Records from a collection of figures
+---+

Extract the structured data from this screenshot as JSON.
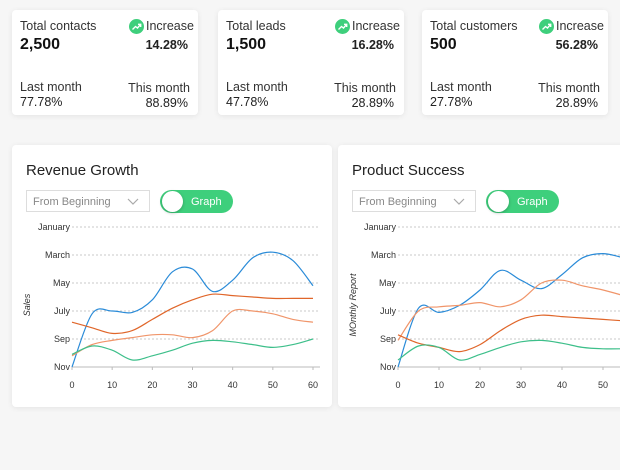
{
  "cards": [
    {
      "label": "Total contacts",
      "value": "2,500",
      "badge": "Increase",
      "change": "14.28%",
      "last_label": "Last month",
      "last_value": "77.78%",
      "this_label": "This month",
      "this_value": "88.89%"
    },
    {
      "label": "Total leads",
      "value": "1,500",
      "badge": "Increase",
      "change": "16.28%",
      "last_label": "Last month",
      "last_value": "47.78%",
      "this_label": "This month",
      "this_value": "28.89%"
    },
    {
      "label": "Total customers",
      "value": "500",
      "badge": "Increase",
      "change": "56.28%",
      "last_label": "Last month",
      "last_value": "27.78%",
      "this_label": "This month",
      "this_value": "28.89%"
    }
  ],
  "chart_data": [
    {
      "type": "line",
      "title": "Revenue Growth",
      "dropdown": "From Beginning",
      "toggle": "Graph",
      "y_label": "Sales",
      "x": [
        0,
        5,
        10,
        15,
        20,
        25,
        30,
        35,
        40,
        45,
        50,
        55,
        60
      ],
      "xlim": [
        0,
        60
      ],
      "xticks": [
        0,
        10,
        20,
        30,
        40,
        50,
        60
      ],
      "ylim": [
        0,
        5
      ],
      "yticks": [
        {
          "value": 5,
          "label": "January"
        },
        {
          "value": 4,
          "label": "March"
        },
        {
          "value": 3,
          "label": "May"
        },
        {
          "value": 2,
          "label": "July"
        },
        {
          "value": 1,
          "label": "Sep"
        },
        {
          "value": 0,
          "label": "Nov"
        }
      ],
      "grid": true,
      "series": [
        {
          "color": "#2a8bd8",
          "values": [
            0,
            1.9,
            2.0,
            1.95,
            2.4,
            3.4,
            3.5,
            2.7,
            3.1,
            3.9,
            4.1,
            3.8,
            2.9
          ]
        },
        {
          "color": "#e0662a",
          "values": [
            1.6,
            1.4,
            1.2,
            1.3,
            1.7,
            2.1,
            2.4,
            2.6,
            2.55,
            2.5,
            2.45,
            2.45,
            2.45
          ]
        },
        {
          "color": "#f0956a",
          "values": [
            0.4,
            0.8,
            0.95,
            1.05,
            1.15,
            1.15,
            1.05,
            1.3,
            2.0,
            2.0,
            1.9,
            1.7,
            1.6
          ]
        },
        {
          "color": "#3dbf8a",
          "values": [
            0.45,
            0.75,
            0.6,
            0.25,
            0.4,
            0.6,
            0.85,
            0.95,
            0.9,
            0.8,
            0.7,
            0.8,
            1.0
          ]
        }
      ]
    },
    {
      "type": "line",
      "title": "Product Success",
      "dropdown": "From Beginning",
      "toggle": "Graph",
      "y_label": "MOnthly Report",
      "x": [
        0,
        5,
        10,
        15,
        20,
        25,
        30,
        35,
        40,
        45,
        50,
        55
      ],
      "xlim": [
        0,
        55
      ],
      "xticks": [
        0,
        10,
        20,
        30,
        40,
        50
      ],
      "ylim": [
        0,
        5
      ],
      "yticks": [
        {
          "value": 5,
          "label": "January"
        },
        {
          "value": 4,
          "label": "March"
        },
        {
          "value": 3,
          "label": "May"
        },
        {
          "value": 2,
          "label": "July"
        },
        {
          "value": 1,
          "label": "Sep"
        },
        {
          "value": 0,
          "label": "Nov"
        }
      ],
      "grid": true,
      "series": [
        {
          "color": "#2a8bd8",
          "values": [
            0,
            2.1,
            1.95,
            2.2,
            2.75,
            3.45,
            3.1,
            2.8,
            3.3,
            3.9,
            4.05,
            3.9
          ]
        },
        {
          "color": "#f0956a",
          "values": [
            0.95,
            2.0,
            2.15,
            2.2,
            2.3,
            2.15,
            2.4,
            3.0,
            3.1,
            2.9,
            2.75,
            2.55
          ]
        },
        {
          "color": "#e0662a",
          "values": [
            1.15,
            0.85,
            0.7,
            0.55,
            0.8,
            1.3,
            1.7,
            1.85,
            1.8,
            1.75,
            1.7,
            1.65
          ]
        },
        {
          "color": "#3dbf8a",
          "values": [
            0.25,
            0.75,
            0.7,
            0.25,
            0.45,
            0.7,
            0.9,
            0.95,
            0.85,
            0.7,
            0.65,
            0.65
          ]
        }
      ]
    }
  ]
}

+---+

== Required work ==
Write out all the entries again, word for word, and print no images.

== The solution ==
Extract the structured data from this screenshot as JSON.
{
  "cards": [
    {
      "label": "Total contacts",
      "value": "2,500",
      "badge": "Increase",
      "change": "14.28%",
      "last_label": "Last month",
      "last_value": "77.78%",
      "this_label": "This month",
      "this_value": "88.89%"
    },
    {
      "label": "Total leads",
      "value": "1,500",
      "badge": "Increase",
      "change": "16.28%",
      "last_label": "Last month",
      "last_value": "47.78%",
      "this_label": "This month",
      "this_value": "28.89%"
    },
    {
      "label": "Total customers",
      "value": "500",
      "badge": "Increase",
      "change": "56.28%",
      "last_label": "Last month",
      "last_value": "27.78%",
      "this_label": "This month",
      "this_value": "28.89%"
    }
  ],
  "chart_data": [
    {
      "type": "line",
      "title": "Revenue Growth",
      "dropdown": "From Beginning",
      "toggle": "Graph",
      "y_label": "Sales",
      "x": [
        0,
        5,
        10,
        15,
        20,
        25,
        30,
        35,
        40,
        45,
        50,
        55,
        60
      ],
      "xlim": [
        0,
        60
      ],
      "xticks": [
        0,
        10,
        20,
        30,
        40,
        50,
        60
      ],
      "ylim": [
        0,
        5
      ],
      "yticks": [
        {
          "value": 5,
          "label": "January"
        },
        {
          "value": 4,
          "label": "March"
        },
        {
          "value": 3,
          "label": "May"
        },
        {
          "value": 2,
          "label": "July"
        },
        {
          "value": 1,
          "label": "Sep"
        },
        {
          "value": 0,
          "label": "Nov"
        }
      ],
      "grid": true,
      "series": [
        {
          "color": "#2a8bd8",
          "values": [
            0,
            1.9,
            2.0,
            1.95,
            2.4,
            3.4,
            3.5,
            2.7,
            3.1,
            3.9,
            4.1,
            3.8,
            2.9
          ]
        },
        {
          "color": "#e0662a",
          "values": [
            1.6,
            1.4,
            1.2,
            1.3,
            1.7,
            2.1,
            2.4,
            2.6,
            2.55,
            2.5,
            2.45,
            2.45,
            2.45
          ]
        },
        {
          "color": "#f0956a",
          "values": [
            0.4,
            0.8,
            0.95,
            1.05,
            1.15,
            1.15,
            1.05,
            1.3,
            2.0,
            2.0,
            1.9,
            1.7,
            1.6
          ]
        },
        {
          "color": "#3dbf8a",
          "values": [
            0.45,
            0.75,
            0.6,
            0.25,
            0.4,
            0.6,
            0.85,
            0.95,
            0.9,
            0.8,
            0.7,
            0.8,
            1.0
          ]
        }
      ]
    },
    {
      "type": "line",
      "title": "Product Success",
      "dropdown": "From Beginning",
      "toggle": "Graph",
      "y_label": "MOnthly Report",
      "x": [
        0,
        5,
        10,
        15,
        20,
        25,
        30,
        35,
        40,
        45,
        50,
        55
      ],
      "xlim": [
        0,
        55
      ],
      "xticks": [
        0,
        10,
        20,
        30,
        40,
        50
      ],
      "ylim": [
        0,
        5
      ],
      "yticks": [
        {
          "value": 5,
          "label": "January"
        },
        {
          "value": 4,
          "label": "March"
        },
        {
          "value": 3,
          "label": "May"
        },
        {
          "value": 2,
          "label": "July"
        },
        {
          "value": 1,
          "label": "Sep"
        },
        {
          "value": 0,
          "label": "Nov"
        }
      ],
      "grid": true,
      "series": [
        {
          "color": "#2a8bd8",
          "values": [
            0,
            2.1,
            1.95,
            2.2,
            2.75,
            3.45,
            3.1,
            2.8,
            3.3,
            3.9,
            4.05,
            3.9
          ]
        },
        {
          "color": "#f0956a",
          "values": [
            0.95,
            2.0,
            2.15,
            2.2,
            2.3,
            2.15,
            2.4,
            3.0,
            3.1,
            2.9,
            2.75,
            2.55
          ]
        },
        {
          "color": "#e0662a",
          "values": [
            1.15,
            0.85,
            0.7,
            0.55,
            0.8,
            1.3,
            1.7,
            1.85,
            1.8,
            1.75,
            1.7,
            1.65
          ]
        },
        {
          "color": "#3dbf8a",
          "values": [
            0.25,
            0.75,
            0.7,
            0.25,
            0.45,
            0.7,
            0.9,
            0.95,
            0.85,
            0.7,
            0.65,
            0.65
          ]
        }
      ]
    }
  ]
}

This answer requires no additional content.